## [The records]
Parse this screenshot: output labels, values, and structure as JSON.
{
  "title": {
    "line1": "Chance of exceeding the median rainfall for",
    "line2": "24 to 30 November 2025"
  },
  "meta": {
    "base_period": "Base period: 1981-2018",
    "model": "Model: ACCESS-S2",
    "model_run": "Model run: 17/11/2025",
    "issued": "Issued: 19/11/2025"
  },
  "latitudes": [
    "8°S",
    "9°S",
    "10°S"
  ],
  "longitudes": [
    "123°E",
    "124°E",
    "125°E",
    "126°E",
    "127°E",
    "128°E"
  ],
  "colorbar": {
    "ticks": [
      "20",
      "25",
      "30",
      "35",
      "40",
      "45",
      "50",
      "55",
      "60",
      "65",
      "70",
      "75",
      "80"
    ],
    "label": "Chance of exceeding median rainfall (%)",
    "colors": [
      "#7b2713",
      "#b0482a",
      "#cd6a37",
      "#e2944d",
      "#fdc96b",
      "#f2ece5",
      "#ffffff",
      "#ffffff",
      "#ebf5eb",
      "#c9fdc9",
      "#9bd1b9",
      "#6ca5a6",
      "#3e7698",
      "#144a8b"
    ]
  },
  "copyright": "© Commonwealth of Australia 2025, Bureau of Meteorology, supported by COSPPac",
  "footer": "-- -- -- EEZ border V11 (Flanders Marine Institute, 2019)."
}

## [What to do]
Write the entire listing out again, word for word.

## [Output]
Parse this screenshot: output labels, values, and structure as JSON.
{
  "title": {
    "line1": "Chance of exceeding the median rainfall for",
    "line2": "24 to 30 November 2025"
  },
  "meta": {
    "base_period": "Base period: 1981-2018",
    "model": "Model: ACCESS-S2",
    "model_run": "Model run: 17/11/2025",
    "issued": "Issued: 19/11/2025"
  },
  "latitudes": [
    "8°S",
    "9°S",
    "10°S"
  ],
  "longitudes": [
    "123°E",
    "124°E",
    "125°E",
    "126°E",
    "127°E",
    "128°E"
  ],
  "colorbar": {
    "ticks": [
      "20",
      "25",
      "30",
      "35",
      "40",
      "45",
      "50",
      "55",
      "60",
      "65",
      "70",
      "75",
      "80"
    ],
    "label": "Chance of exceeding median rainfall (%)",
    "colors": [
      "#7b2713",
      "#b0482a",
      "#cd6a37",
      "#e2944d",
      "#fdc96b",
      "#f2ece5",
      "#ffffff",
      "#ffffff",
      "#ebf5eb",
      "#c9fdc9",
      "#9bd1b9",
      "#6ca5a6",
      "#3e7698",
      "#144a8b"
    ]
  },
  "copyright": "© Commonwealth of Australia 2025, Bureau of Meteorology, supported by COSPPac",
  "footer": "-- -- -- EEZ border V11 (Flanders Marine Institute, 2019)."
}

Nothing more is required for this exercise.